Task requirements: In the entries, find all lines that hold the word "Еврейской" and copy them.

Exercise input:
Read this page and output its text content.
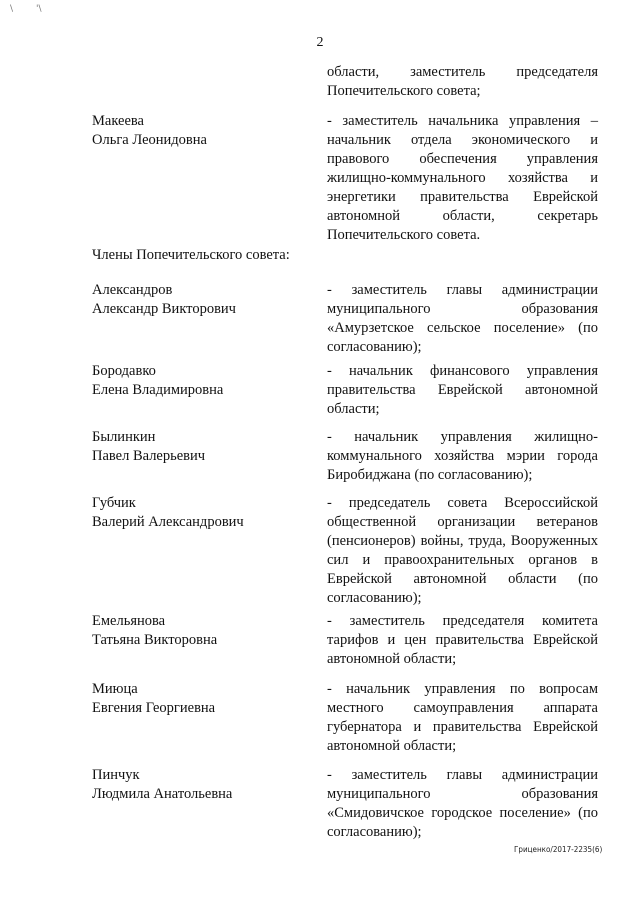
\	'\
2

области, заместитель председателя Попечительского совета;

Макеева
Ольга Леонидовна

- заместитель начальника управления – начальник отдела экономического и правового обеспечения управления жилищно-коммунального хозяйства и энергетики правительства Еврейской автономной области, секретарь Попечительского совета.

Члены Попечительского совета:
Александров
Александр Викторович

- заместитель главы администрации муниципального образования «Амурзетское сельское поселение» (по согласованию);

Бородавко
Елена Владимировна

- начальник финансового управления правительства Еврейской автономной области;

Былинкин
Павел Валерьевич

- начальник управления жилищно-коммунального хозяйства мэрии города Биробиджана (по согласованию);

Губчик
Валерий Александрович

- председатель совета Всероссийской общественной организации ветеранов (пенсионеров) войны, труда, Вооруженных сил и правоохранительных органов в Еврейской автономной области (по согласованию);

Емельянова
Татьяна Викторовна

- заместитель председателя комитета тарифов и цен правительства Еврейской автономной области;

Миюца
Евгения Георгиевна

- начальник управления по вопросам местного самоуправления аппарата губернатора и правительства Еврейской автономной области;

Пинчук
Людмила Анатольевна

- заместитель главы администрации муниципального образования «Смидовичское городское поселение» (по согласованию);

Гриценко/2017-2235(6)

Written answer:
- заместитель начальника управления – начальник отдела экономического и правового обеспечения управления жилищно-коммунального хозяйства и энергетики правительства Еврейской автономной области, секретарь Попечительского совета.
- начальник финансового управления правительства Еврейской автономной области;
- председатель совета Всероссийской общественной организации ветеранов (пенсионеров) войны, труда, Вооруженных сил и правоохранительных органов в Еврейской автономной области (по согласованию);
- заместитель председателя комитета тарифов и цен правительства Еврейской автономной области;
- начальник управления по вопросам местного самоуправления аппарата губернатора и правительства Еврейской автономной области;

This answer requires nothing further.